▶ Aim: Copy the lines of the records below verbatim, starting at the line containing "Text: Patent Application" and ending at the line containing "Bar bbox=[331, 1048, 692, 1082]", with both of those lines included.
═══
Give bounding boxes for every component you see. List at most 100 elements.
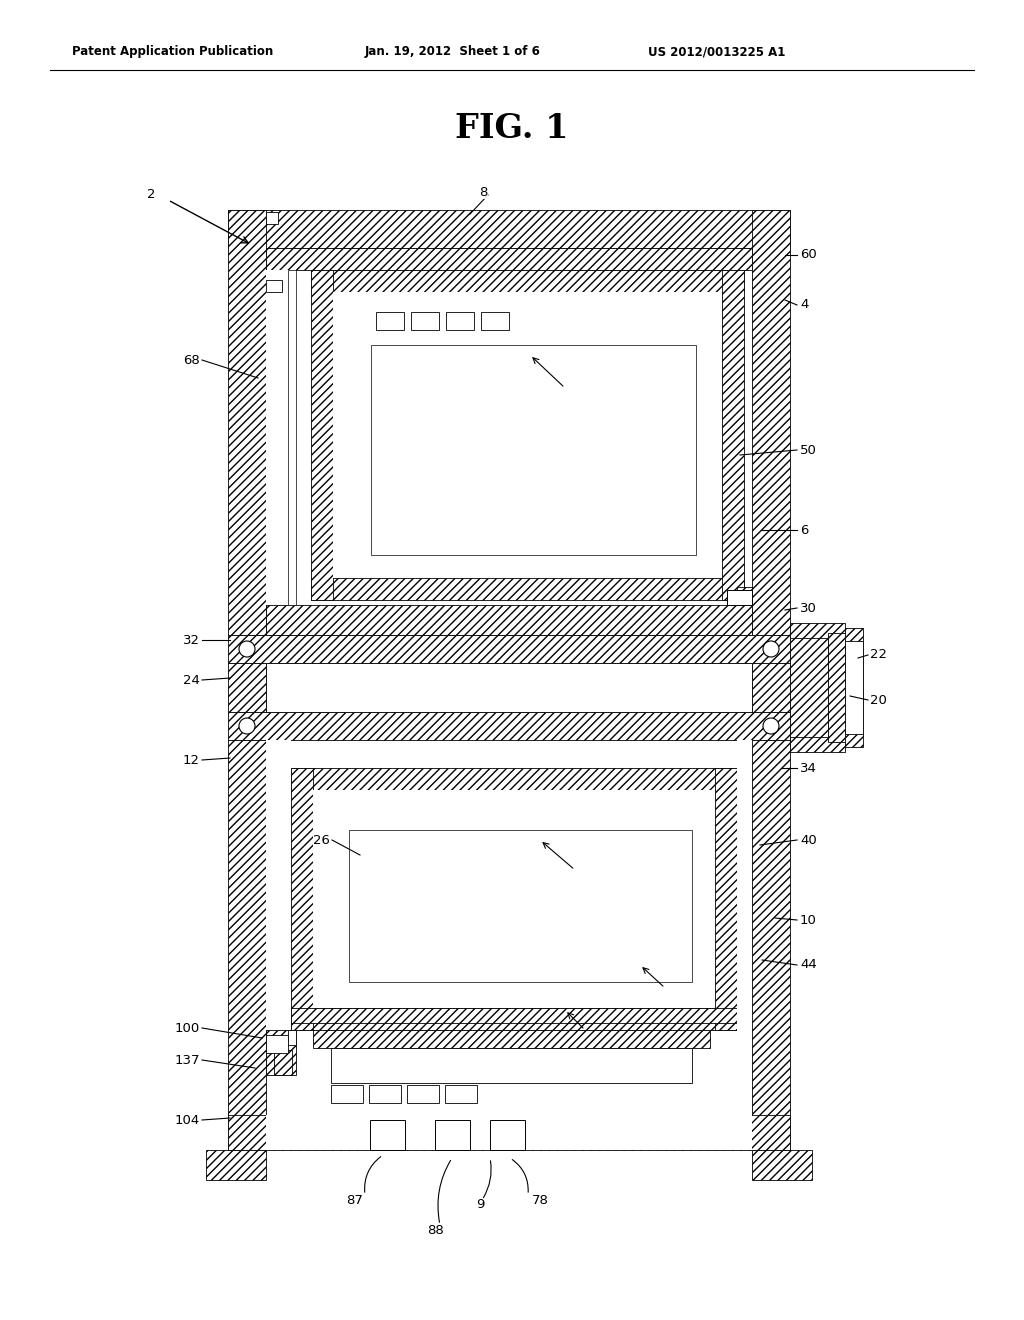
Text: Patent Application Publication: Patent Application Publication bbox=[72, 45, 273, 58]
Bar bbox=[266, 280, 288, 310]
Bar bbox=[333, 292, 722, 578]
Text: 9: 9 bbox=[476, 1199, 484, 1212]
Bar bbox=[353, 554, 714, 573]
Bar bbox=[331, 1085, 362, 1104]
Bar bbox=[411, 312, 439, 330]
Text: 10: 10 bbox=[800, 913, 817, 927]
Bar bbox=[228, 210, 266, 635]
Bar bbox=[490, 1119, 525, 1150]
Text: 2: 2 bbox=[146, 189, 155, 202]
Bar bbox=[790, 634, 828, 742]
Bar bbox=[228, 711, 790, 741]
Bar bbox=[349, 830, 692, 982]
Bar bbox=[266, 310, 288, 335]
Bar bbox=[268, 338, 292, 360]
Text: 100: 100 bbox=[175, 1022, 200, 1035]
Bar bbox=[845, 628, 863, 747]
Text: 20: 20 bbox=[870, 693, 887, 706]
Bar bbox=[752, 1150, 812, 1180]
Circle shape bbox=[239, 642, 255, 657]
Bar bbox=[266, 663, 752, 711]
Bar bbox=[331, 982, 710, 1001]
Bar bbox=[288, 271, 296, 605]
Bar bbox=[228, 663, 266, 711]
Bar bbox=[266, 271, 296, 605]
Bar bbox=[313, 789, 715, 1008]
Circle shape bbox=[239, 718, 255, 734]
Text: 8: 8 bbox=[479, 186, 488, 198]
Circle shape bbox=[763, 718, 779, 734]
Bar bbox=[228, 635, 790, 663]
Bar bbox=[331, 1048, 692, 1082]
Bar bbox=[737, 741, 752, 1150]
Bar bbox=[722, 271, 744, 601]
Bar bbox=[266, 768, 290, 1030]
Bar bbox=[790, 623, 845, 638]
Text: 6: 6 bbox=[800, 524, 808, 536]
Bar bbox=[715, 768, 737, 1030]
Text: 22: 22 bbox=[870, 648, 887, 661]
Text: 87: 87 bbox=[346, 1193, 364, 1206]
Text: 104: 104 bbox=[175, 1114, 200, 1126]
Text: 44: 44 bbox=[800, 958, 817, 972]
Bar bbox=[291, 768, 313, 1030]
Bar bbox=[331, 812, 710, 830]
Bar bbox=[331, 812, 349, 1001]
Text: 4: 4 bbox=[800, 298, 808, 312]
Bar bbox=[266, 280, 282, 292]
Bar bbox=[266, 605, 752, 635]
Bar bbox=[266, 248, 752, 271]
Bar bbox=[266, 1030, 296, 1074]
Bar bbox=[790, 737, 845, 752]
Text: US 2012/0013225 A1: US 2012/0013225 A1 bbox=[648, 45, 785, 58]
Text: 12: 12 bbox=[183, 754, 200, 767]
Text: 50: 50 bbox=[800, 444, 817, 457]
Bar bbox=[313, 1030, 710, 1048]
Bar bbox=[228, 210, 790, 248]
Bar bbox=[752, 663, 790, 711]
Bar bbox=[752, 210, 790, 635]
Text: 88: 88 bbox=[427, 1224, 443, 1237]
Bar bbox=[266, 741, 291, 1030]
Bar bbox=[288, 1030, 296, 1045]
Bar bbox=[311, 578, 744, 601]
Text: 137: 137 bbox=[174, 1053, 200, 1067]
Bar bbox=[266, 213, 278, 224]
Text: 68: 68 bbox=[183, 354, 200, 367]
Bar bbox=[696, 327, 714, 573]
Text: 32: 32 bbox=[183, 634, 200, 647]
Text: Jan. 19, 2012  Sheet 1 of 6: Jan. 19, 2012 Sheet 1 of 6 bbox=[365, 45, 541, 58]
Text: 24: 24 bbox=[183, 673, 200, 686]
Text: 30: 30 bbox=[800, 602, 817, 615]
Text: FIG. 1: FIG. 1 bbox=[456, 111, 568, 144]
Bar bbox=[274, 1049, 292, 1074]
Bar bbox=[737, 768, 752, 1030]
Bar bbox=[376, 312, 404, 330]
Bar bbox=[752, 741, 790, 1150]
Bar bbox=[353, 327, 714, 345]
Text: 26: 26 bbox=[313, 833, 330, 846]
Bar bbox=[206, 1150, 266, 1180]
Bar bbox=[481, 312, 509, 330]
Bar bbox=[845, 642, 863, 734]
Text: 60: 60 bbox=[800, 248, 817, 261]
Bar bbox=[407, 1085, 439, 1104]
Bar bbox=[371, 345, 696, 554]
Bar bbox=[311, 271, 744, 292]
Bar bbox=[828, 634, 848, 742]
Bar bbox=[692, 812, 710, 1001]
Bar bbox=[370, 1119, 406, 1150]
Text: 78: 78 bbox=[531, 1193, 549, 1206]
Bar bbox=[266, 1035, 288, 1053]
Bar bbox=[737, 587, 752, 605]
Bar bbox=[266, 1115, 752, 1150]
Bar bbox=[228, 741, 266, 1150]
Bar bbox=[369, 1085, 401, 1104]
Circle shape bbox=[763, 642, 779, 657]
Bar bbox=[446, 312, 474, 330]
Bar bbox=[291, 1008, 737, 1023]
Bar bbox=[228, 1115, 790, 1150]
Bar bbox=[353, 327, 371, 573]
Bar bbox=[291, 1008, 737, 1030]
Bar bbox=[727, 590, 752, 605]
═══
▶ Correct answer:
Text: Patent Application Publication: Patent Application Publication bbox=[72, 45, 273, 58]
Bar bbox=[266, 280, 288, 310]
Bar bbox=[333, 292, 722, 578]
Text: 9: 9 bbox=[476, 1199, 484, 1212]
Bar bbox=[353, 554, 714, 573]
Bar bbox=[331, 1085, 362, 1104]
Bar bbox=[411, 312, 439, 330]
Text: 10: 10 bbox=[800, 913, 817, 927]
Bar bbox=[228, 210, 266, 635]
Bar bbox=[490, 1119, 525, 1150]
Text: 2: 2 bbox=[146, 189, 155, 202]
Bar bbox=[790, 634, 828, 742]
Bar bbox=[228, 711, 790, 741]
Bar bbox=[349, 830, 692, 982]
Bar bbox=[266, 310, 288, 335]
Bar bbox=[268, 338, 292, 360]
Text: 100: 100 bbox=[175, 1022, 200, 1035]
Bar bbox=[845, 628, 863, 747]
Text: 20: 20 bbox=[870, 693, 887, 706]
Bar bbox=[752, 1150, 812, 1180]
Circle shape bbox=[239, 642, 255, 657]
Bar bbox=[266, 663, 752, 711]
Bar bbox=[331, 982, 710, 1001]
Bar bbox=[288, 271, 296, 605]
Bar bbox=[228, 663, 266, 711]
Bar bbox=[266, 271, 296, 605]
Bar bbox=[313, 789, 715, 1008]
Circle shape bbox=[239, 718, 255, 734]
Text: 8: 8 bbox=[479, 186, 488, 198]
Circle shape bbox=[763, 718, 779, 734]
Bar bbox=[228, 635, 790, 663]
Bar bbox=[331, 1048, 692, 1082]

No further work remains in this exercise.